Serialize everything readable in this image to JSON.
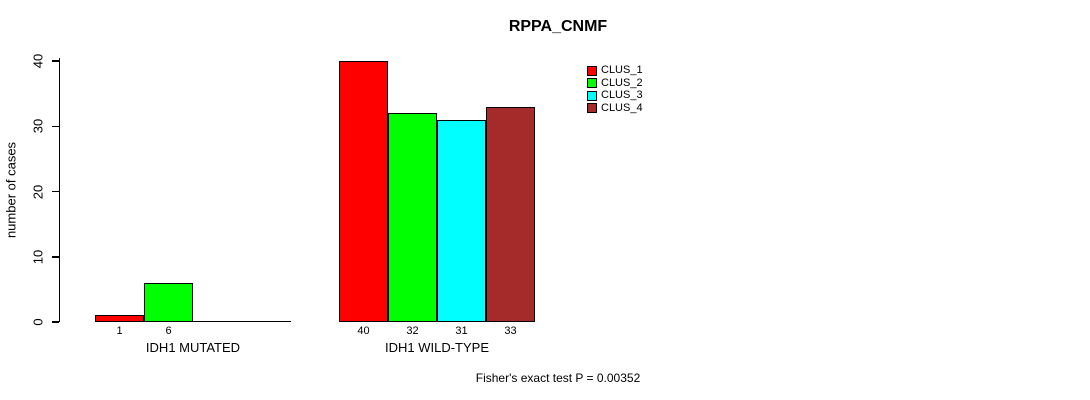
{
  "title": "RPPA_CNMF",
  "chart_data": {
    "type": "bar",
    "title": "RPPA_CNMF",
    "xlabel": "",
    "ylabel": "number of cases",
    "ylim": [
      0,
      40
    ],
    "y_ticks": [
      0,
      10,
      20,
      30,
      40
    ],
    "grid": false,
    "legend_position": "top-right-inside",
    "categories": [
      "IDH1 MUTATED",
      "IDH1 WILD-TYPE"
    ],
    "series": [
      {
        "name": "CLUS_1",
        "color": "#FF0000",
        "values": [
          1,
          40
        ]
      },
      {
        "name": "CLUS_2",
        "color": "#00FF00",
        "values": [
          6,
          32
        ]
      },
      {
        "name": "CLUS_3",
        "color": "#00FFFF",
        "values": [
          0,
          31
        ]
      },
      {
        "name": "CLUS_4",
        "color": "#A52A2A",
        "values": [
          0,
          33
        ]
      }
    ],
    "bar_value_labels": {
      "IDH1 MUTATED": [
        "1",
        "6",
        "",
        ""
      ],
      "IDH1 WILD-TYPE": [
        "40",
        "32",
        "31",
        "33"
      ]
    },
    "annotation": "Fisher's exact test P = 0.00352"
  }
}
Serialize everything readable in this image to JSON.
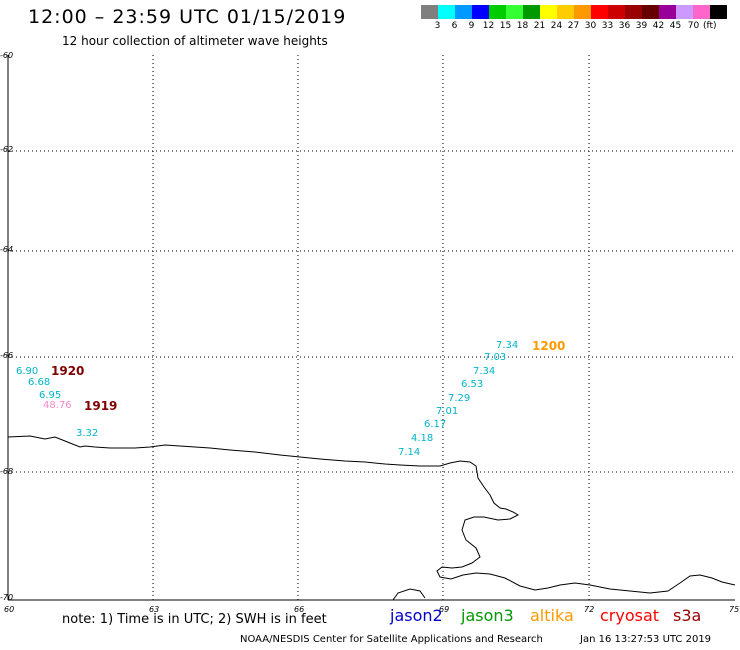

Task requirements: Please write out all the data again word for word, but not the pictures.

Answer:
Serialize everything readable in this image to JSON.
{
  "title": "RPPA_CNMF",
  "chart_data": {
    "type": "bar",
    "title": "RPPA_CNMF",
    "xlabel": "",
    "ylabel": "number of cases",
    "ylim": [
      0,
      40
    ],
    "y_ticks": [
      0,
      10,
      20,
      30,
      40
    ],
    "grid": false,
    "legend_position": "top-right-inside",
    "categories": [
      "IDH1 MUTATED",
      "IDH1 WILD-TYPE"
    ],
    "series": [
      {
        "name": "CLUS_1",
        "color": "#FF0000",
        "values": [
          1,
          40
        ]
      },
      {
        "name": "CLUS_2",
        "color": "#00FF00",
        "values": [
          6,
          32
        ]
      },
      {
        "name": "CLUS_3",
        "color": "#00FFFF",
        "values": [
          0,
          31
        ]
      },
      {
        "name": "CLUS_4",
        "color": "#A52A2A",
        "values": [
          0,
          33
        ]
      }
    ],
    "bar_value_labels": {
      "IDH1 MUTATED": [
        "1",
        "6",
        "",
        ""
      ],
      "IDH1 WILD-TYPE": [
        "40",
        "32",
        "31",
        "33"
      ]
    },
    "annotation": "Fisher's exact test P = 0.00352"
  }
}
Serialize everything readable in this image to JSON.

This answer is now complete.